TASK DETAILS: Output as a numbered list the items beginning at the line that contains "detect and localize" and ending after the line that contains "277, 348, 286]". Leave out any blank lines.

DATA FOR THIS TASK:
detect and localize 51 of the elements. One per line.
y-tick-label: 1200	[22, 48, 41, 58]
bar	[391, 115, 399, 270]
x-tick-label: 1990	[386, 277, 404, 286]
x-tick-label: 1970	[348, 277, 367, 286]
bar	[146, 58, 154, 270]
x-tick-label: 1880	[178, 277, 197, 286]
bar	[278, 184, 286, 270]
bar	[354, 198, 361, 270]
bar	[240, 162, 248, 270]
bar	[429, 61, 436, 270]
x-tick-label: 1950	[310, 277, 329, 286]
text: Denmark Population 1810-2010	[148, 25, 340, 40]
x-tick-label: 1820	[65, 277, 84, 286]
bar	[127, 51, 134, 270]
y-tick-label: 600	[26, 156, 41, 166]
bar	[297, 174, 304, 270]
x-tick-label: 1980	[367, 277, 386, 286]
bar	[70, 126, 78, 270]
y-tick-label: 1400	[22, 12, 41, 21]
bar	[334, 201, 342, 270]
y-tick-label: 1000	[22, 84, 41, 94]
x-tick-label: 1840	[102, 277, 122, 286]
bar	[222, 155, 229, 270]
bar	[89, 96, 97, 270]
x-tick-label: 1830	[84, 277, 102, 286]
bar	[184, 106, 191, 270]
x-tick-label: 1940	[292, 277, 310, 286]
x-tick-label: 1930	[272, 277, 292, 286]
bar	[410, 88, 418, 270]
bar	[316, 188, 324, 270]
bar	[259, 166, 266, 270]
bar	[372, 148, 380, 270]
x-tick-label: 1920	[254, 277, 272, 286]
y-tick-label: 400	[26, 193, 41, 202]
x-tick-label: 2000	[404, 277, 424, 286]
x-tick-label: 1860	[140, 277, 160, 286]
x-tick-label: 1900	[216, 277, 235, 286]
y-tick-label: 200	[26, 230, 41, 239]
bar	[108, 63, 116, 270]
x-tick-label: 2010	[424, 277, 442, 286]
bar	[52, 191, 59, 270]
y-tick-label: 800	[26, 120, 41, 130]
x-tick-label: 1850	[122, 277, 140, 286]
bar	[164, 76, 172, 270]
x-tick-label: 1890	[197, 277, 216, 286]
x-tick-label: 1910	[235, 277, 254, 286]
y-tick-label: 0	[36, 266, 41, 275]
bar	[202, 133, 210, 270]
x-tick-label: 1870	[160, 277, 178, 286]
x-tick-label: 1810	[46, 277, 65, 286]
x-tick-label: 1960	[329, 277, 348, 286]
* * *
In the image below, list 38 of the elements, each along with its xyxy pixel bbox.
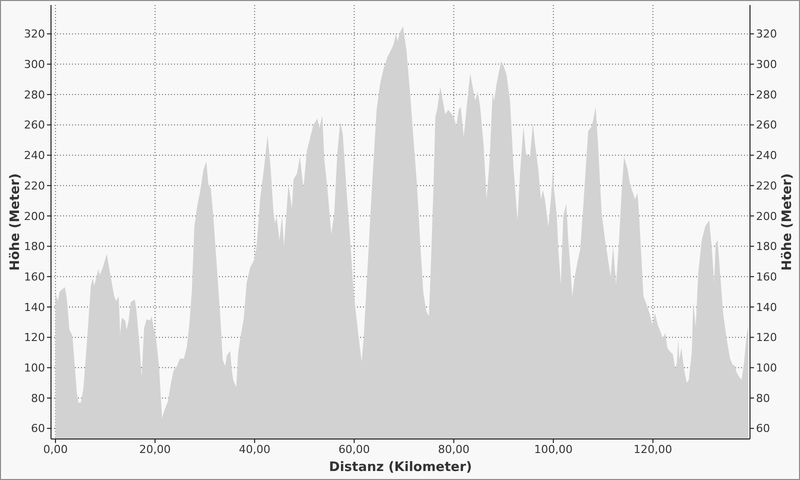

TASK ANSWER:
1. detect and localize 51 of the elements. One per line.
2. y-tick-label: 1200	[22, 48, 41, 58]
3. bar	[391, 115, 399, 270]
4. x-tick-label: 1990	[386, 277, 404, 286]
5. x-tick-label: 1970	[348, 277, 367, 286]
6. bar	[146, 58, 154, 270]
7. x-tick-label: 1880	[178, 277, 197, 286]
8. bar	[278, 184, 286, 270]
9. bar	[354, 198, 361, 270]
10. bar	[240, 162, 248, 270]
11. bar	[429, 61, 436, 270]
12. x-tick-label: 1950	[310, 277, 329, 286]
13. text: Denmark Population 1810-2010	[148, 25, 340, 40]
14. x-tick-label: 1820	[65, 277, 84, 286]
15. bar	[127, 51, 134, 270]
16. y-tick-label: 600	[26, 156, 41, 166]
17. bar	[297, 174, 304, 270]
18. x-tick-label: 1980	[367, 277, 386, 286]
19. bar	[70, 126, 78, 270]
20. y-tick-label: 1400	[22, 12, 41, 21]
21. bar	[334, 201, 342, 270]
22. y-tick-label: 1000	[22, 84, 41, 94]
23. x-tick-label: 1840	[102, 277, 122, 286]
24. bar	[222, 155, 229, 270]
25. bar	[89, 96, 97, 270]
26. x-tick-label: 1830	[84, 277, 102, 286]
27. bar	[184, 106, 191, 270]
28. x-tick-label: 1940	[292, 277, 310, 286]
29. x-tick-label: 1930	[272, 277, 292, 286]
30. bar	[410, 88, 418, 270]
31. bar	[316, 188, 324, 270]
32. bar	[259, 166, 266, 270]
33. bar	[372, 148, 380, 270]
34. x-tick-label: 1920	[254, 277, 272, 286]
35. y-tick-label: 400	[26, 193, 41, 202]
36. x-tick-label: 2000	[404, 277, 424, 286]
37. x-tick-label: 1860	[140, 277, 160, 286]
38. x-tick-label: 1900	[216, 277, 235, 286]
39. y-tick-label: 200	[26, 230, 41, 239]
40. bar	[108, 63, 116, 270]
41. x-tick-label: 2010	[424, 277, 442, 286]
42. bar	[52, 191, 59, 270]
43. y-tick-label: 800	[26, 120, 41, 130]
44. x-tick-label: 1850	[122, 277, 140, 286]
45. bar	[164, 76, 172, 270]
46. x-tick-label: 1890	[197, 277, 216, 286]
47. x-tick-label: 1910	[235, 277, 254, 286]
48. y-tick-label: 0	[36, 266, 41, 275]
49. bar	[202, 133, 210, 270]
50. x-tick-label: 1870	[160, 277, 178, 286]
51. x-tick-label: 1810	[46, 277, 65, 286]
52. x-tick-label: 1960	[329, 277, 348, 286]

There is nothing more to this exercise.